---------- Extracted entries ----------

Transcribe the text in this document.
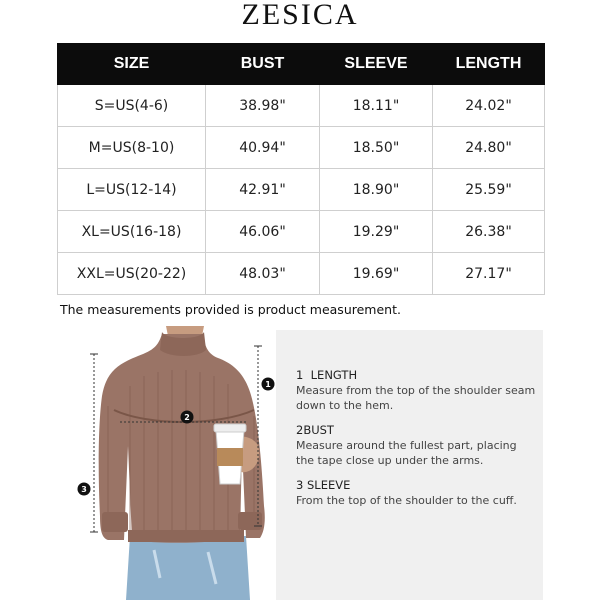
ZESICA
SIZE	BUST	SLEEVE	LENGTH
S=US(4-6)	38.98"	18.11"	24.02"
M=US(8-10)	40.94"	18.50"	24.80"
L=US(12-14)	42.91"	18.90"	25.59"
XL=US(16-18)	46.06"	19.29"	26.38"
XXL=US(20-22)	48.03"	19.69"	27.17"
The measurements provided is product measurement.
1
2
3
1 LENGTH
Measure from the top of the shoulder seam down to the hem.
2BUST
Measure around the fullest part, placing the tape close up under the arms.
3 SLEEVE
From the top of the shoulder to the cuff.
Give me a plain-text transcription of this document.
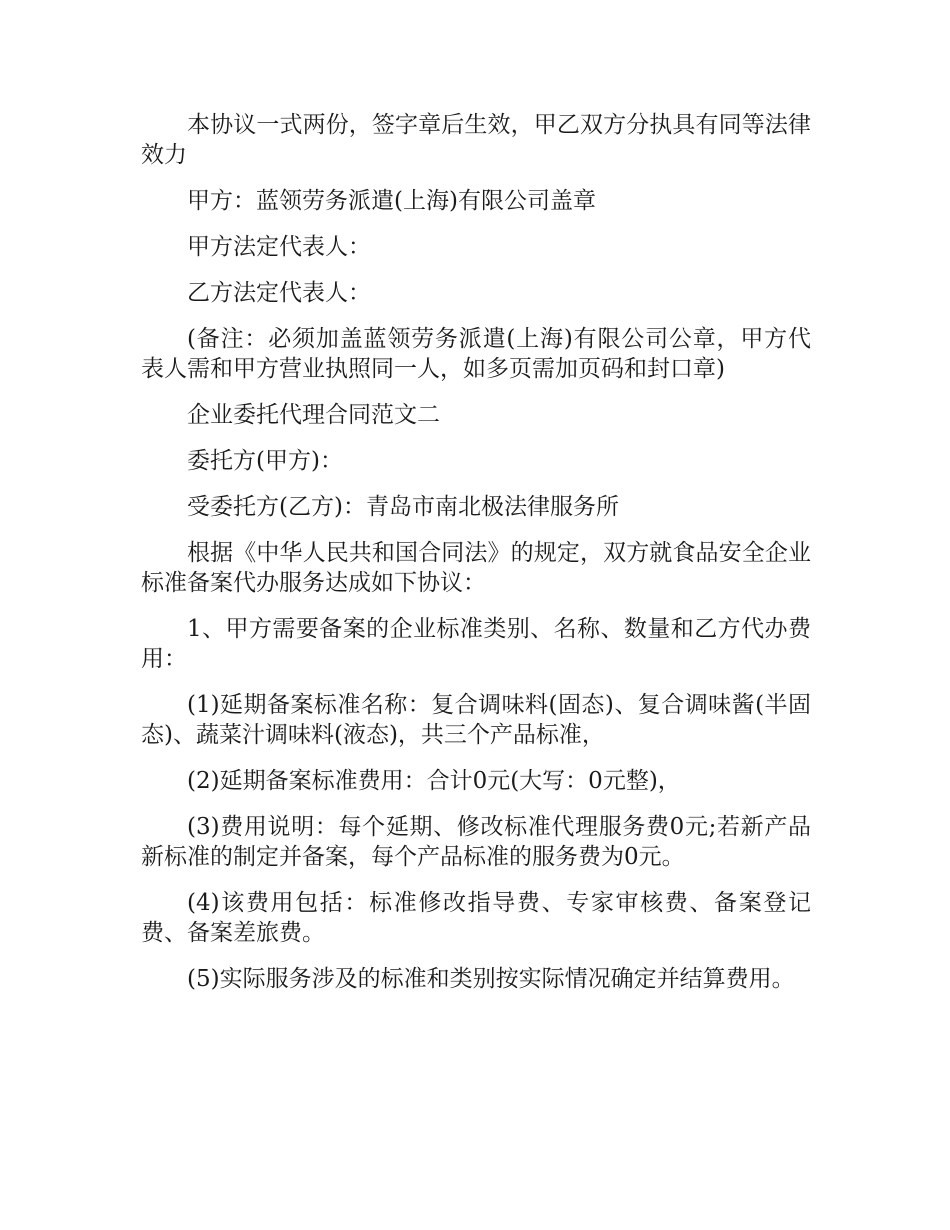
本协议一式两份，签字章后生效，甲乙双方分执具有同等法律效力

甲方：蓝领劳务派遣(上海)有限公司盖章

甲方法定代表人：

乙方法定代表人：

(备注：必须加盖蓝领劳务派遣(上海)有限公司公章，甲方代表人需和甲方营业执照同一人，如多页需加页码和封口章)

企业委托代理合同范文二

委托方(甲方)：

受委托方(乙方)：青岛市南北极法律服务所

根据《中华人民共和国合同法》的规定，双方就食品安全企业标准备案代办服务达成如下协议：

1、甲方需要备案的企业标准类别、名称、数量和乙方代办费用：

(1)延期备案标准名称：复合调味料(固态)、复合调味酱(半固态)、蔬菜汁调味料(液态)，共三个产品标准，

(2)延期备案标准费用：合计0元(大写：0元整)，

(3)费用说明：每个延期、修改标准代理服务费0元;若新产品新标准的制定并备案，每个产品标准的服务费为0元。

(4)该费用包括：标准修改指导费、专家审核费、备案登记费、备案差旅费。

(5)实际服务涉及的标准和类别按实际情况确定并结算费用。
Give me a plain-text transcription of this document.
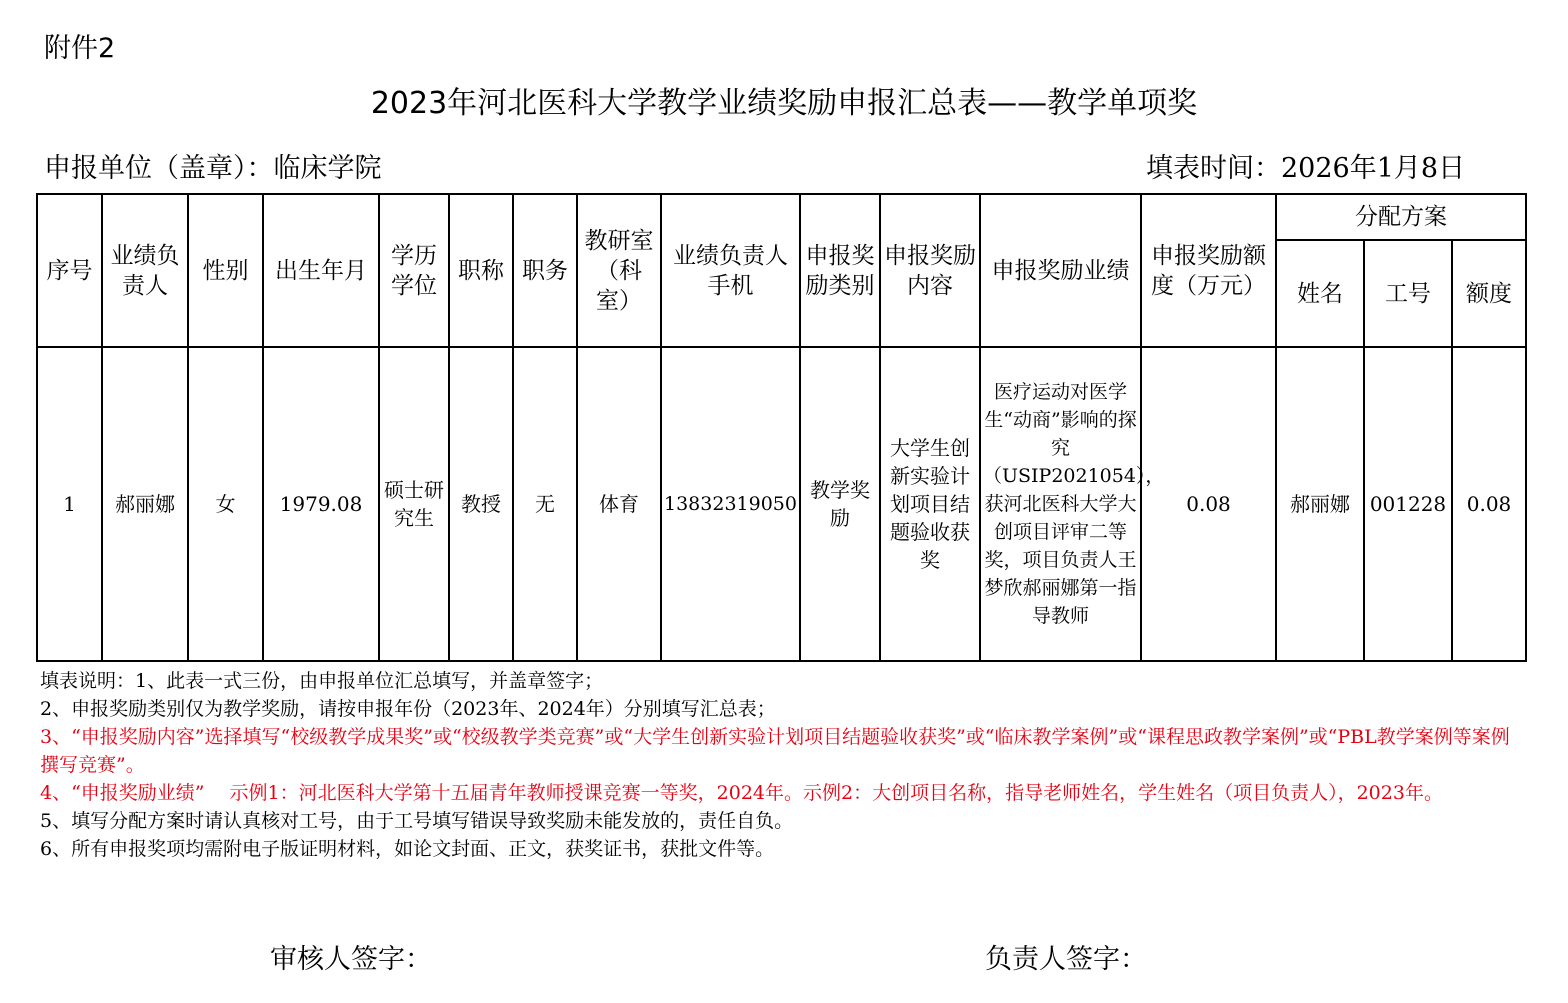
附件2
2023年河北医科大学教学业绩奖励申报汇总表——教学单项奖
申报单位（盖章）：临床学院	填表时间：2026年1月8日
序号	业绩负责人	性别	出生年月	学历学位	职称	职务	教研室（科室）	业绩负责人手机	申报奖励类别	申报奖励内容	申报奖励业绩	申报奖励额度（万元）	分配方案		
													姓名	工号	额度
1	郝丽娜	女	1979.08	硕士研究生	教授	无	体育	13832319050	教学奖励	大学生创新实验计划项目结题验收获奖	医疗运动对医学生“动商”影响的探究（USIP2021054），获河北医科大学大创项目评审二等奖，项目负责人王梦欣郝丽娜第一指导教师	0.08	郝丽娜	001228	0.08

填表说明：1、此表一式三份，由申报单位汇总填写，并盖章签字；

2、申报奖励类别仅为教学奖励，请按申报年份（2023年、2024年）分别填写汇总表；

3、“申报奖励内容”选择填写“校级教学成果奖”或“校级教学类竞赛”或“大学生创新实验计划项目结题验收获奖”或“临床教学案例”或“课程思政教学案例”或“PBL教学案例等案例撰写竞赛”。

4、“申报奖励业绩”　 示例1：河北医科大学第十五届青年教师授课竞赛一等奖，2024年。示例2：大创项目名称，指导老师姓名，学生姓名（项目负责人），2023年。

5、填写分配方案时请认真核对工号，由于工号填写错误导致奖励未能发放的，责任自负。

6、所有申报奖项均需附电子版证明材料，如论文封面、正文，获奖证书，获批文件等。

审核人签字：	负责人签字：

----------
---------- Extracted entries ----------

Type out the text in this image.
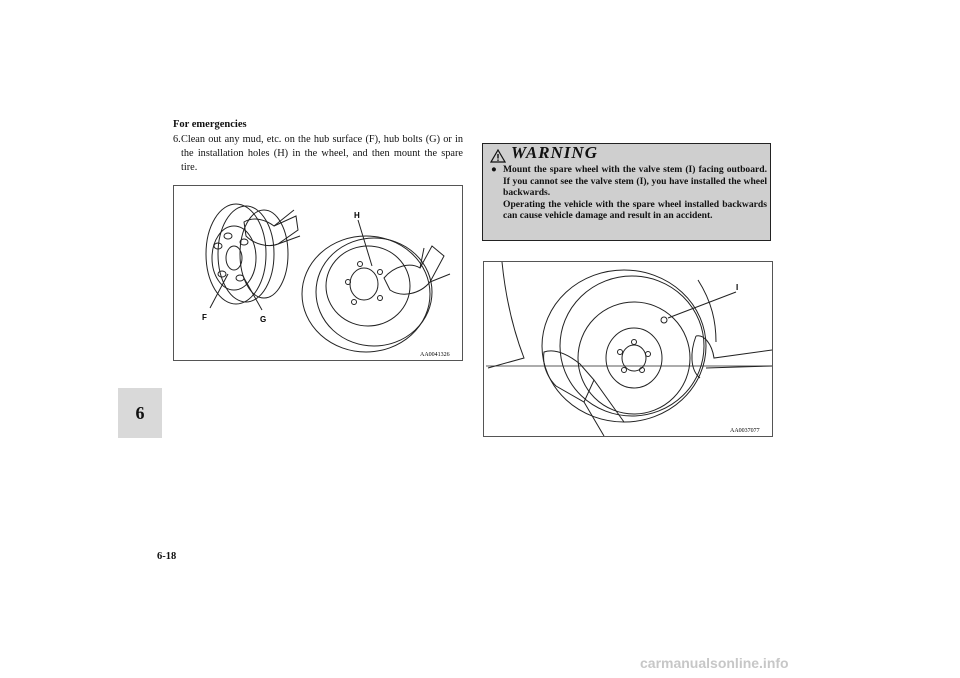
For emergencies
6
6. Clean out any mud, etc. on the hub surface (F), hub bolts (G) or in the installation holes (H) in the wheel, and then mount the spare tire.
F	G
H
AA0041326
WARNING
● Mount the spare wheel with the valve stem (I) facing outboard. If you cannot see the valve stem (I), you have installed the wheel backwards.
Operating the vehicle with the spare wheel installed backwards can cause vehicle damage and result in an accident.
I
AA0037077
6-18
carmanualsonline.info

----------

Given request ->
Using the listing above, show every line that includes the string "spare".

Answer to the problem ->
6. Clean out any mud, etc. on the hub surface (F), hub bolts (G) or in the installation holes (H) in the wheel, and then mount the spare tire.
● Mount the spare wheel with the valve stem (I) facing outboard. If you cannot see the valve stem (I), you have installed the wheel backwards.
Operating the vehicle with the spare wheel installed backwards can cause vehicle damage and result in an accident.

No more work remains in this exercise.